- [YOUR TASK]: The records below are to be repeated in full, exactly as they are.

* BEGIN *

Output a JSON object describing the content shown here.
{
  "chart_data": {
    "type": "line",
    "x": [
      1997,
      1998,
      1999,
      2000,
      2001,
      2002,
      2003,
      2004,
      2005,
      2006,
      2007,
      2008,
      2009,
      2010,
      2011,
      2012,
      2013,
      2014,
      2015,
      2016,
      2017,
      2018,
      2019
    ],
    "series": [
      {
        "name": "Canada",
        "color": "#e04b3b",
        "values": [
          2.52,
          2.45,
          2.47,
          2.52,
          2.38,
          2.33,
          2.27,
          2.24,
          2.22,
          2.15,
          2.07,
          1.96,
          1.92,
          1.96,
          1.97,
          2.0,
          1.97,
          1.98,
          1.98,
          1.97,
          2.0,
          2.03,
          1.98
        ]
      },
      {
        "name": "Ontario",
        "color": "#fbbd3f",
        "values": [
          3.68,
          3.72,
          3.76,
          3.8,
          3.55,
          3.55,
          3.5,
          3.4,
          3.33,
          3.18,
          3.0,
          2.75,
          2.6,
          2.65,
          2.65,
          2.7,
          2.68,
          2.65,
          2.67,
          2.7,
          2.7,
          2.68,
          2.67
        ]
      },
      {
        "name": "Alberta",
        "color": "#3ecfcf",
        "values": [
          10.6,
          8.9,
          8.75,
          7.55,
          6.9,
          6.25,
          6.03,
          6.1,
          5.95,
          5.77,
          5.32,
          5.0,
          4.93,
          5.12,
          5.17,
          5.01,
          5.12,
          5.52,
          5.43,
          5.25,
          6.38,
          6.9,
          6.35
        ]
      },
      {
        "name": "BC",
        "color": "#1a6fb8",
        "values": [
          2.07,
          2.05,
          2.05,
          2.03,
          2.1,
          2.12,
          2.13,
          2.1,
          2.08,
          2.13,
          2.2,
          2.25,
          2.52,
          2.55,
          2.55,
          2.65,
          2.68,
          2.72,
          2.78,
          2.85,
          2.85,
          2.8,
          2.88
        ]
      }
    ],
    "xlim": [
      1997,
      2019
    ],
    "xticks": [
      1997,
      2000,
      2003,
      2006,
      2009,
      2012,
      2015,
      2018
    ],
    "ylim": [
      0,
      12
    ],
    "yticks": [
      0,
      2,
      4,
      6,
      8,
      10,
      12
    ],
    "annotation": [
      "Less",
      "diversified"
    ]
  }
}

* END *

- [RESPONSE TO THIS EXERCISE]:
Output a JSON object describing the content shown here.
{
  "chart_data": {
    "type": "line",
    "x": [
      1997,
      1998,
      1999,
      2000,
      2001,
      2002,
      2003,
      2004,
      2005,
      2006,
      2007,
      2008,
      2009,
      2010,
      2011,
      2012,
      2013,
      2014,
      2015,
      2016,
      2017,
      2018,
      2019
    ],
    "series": [
      {
        "name": "Canada",
        "color": "#e04b3b",
        "values": [
          2.52,
          2.45,
          2.47,
          2.52,
          2.38,
          2.33,
          2.27,
          2.24,
          2.22,
          2.15,
          2.07,
          1.96,
          1.92,
          1.96,
          1.97,
          2.0,
          1.97,
          1.98,
          1.98,
          1.97,
          2.0,
          2.03,
          1.98
        ]
      },
      {
        "name": "Ontario",
        "color": "#fbbd3f",
        "values": [
          3.68,
          3.72,
          3.76,
          3.8,
          3.55,
          3.55,
          3.5,
          3.4,
          3.33,
          3.18,
          3.0,
          2.75,
          2.6,
          2.65,
          2.65,
          2.7,
          2.68,
          2.65,
          2.67,
          2.7,
          2.7,
          2.68,
          2.67
        ]
      },
      {
        "name": "Alberta",
        "color": "#3ecfcf",
        "values": [
          10.6,
          8.9,
          8.75,
          7.55,
          6.9,
          6.25,
          6.03,
          6.1,
          5.95,
          5.77,
          5.32,
          5.0,
          4.93,
          5.12,
          5.17,
          5.01,
          5.12,
          5.52,
          5.43,
          5.25,
          6.38,
          6.9,
          6.35
        ]
      },
      {
        "name": "BC",
        "color": "#1a6fb8",
        "values": [
          2.07,
          2.05,
          2.05,
          2.03,
          2.1,
          2.12,
          2.13,
          2.1,
          2.08,
          2.13,
          2.2,
          2.25,
          2.52,
          2.55,
          2.55,
          2.65,
          2.68,
          2.72,
          2.78,
          2.85,
          2.85,
          2.8,
          2.88
        ]
      }
    ],
    "xlim": [
      1997,
      2019
    ],
    "xticks": [
      1997,
      2000,
      2003,
      2006,
      2009,
      2012,
      2015,
      2018
    ],
    "ylim": [
      0,
      12
    ],
    "yticks": [
      0,
      2,
      4,
      6,
      8,
      10,
      12
    ],
    "annotation": [
      "Less",
      "diversified"
    ]
  }
}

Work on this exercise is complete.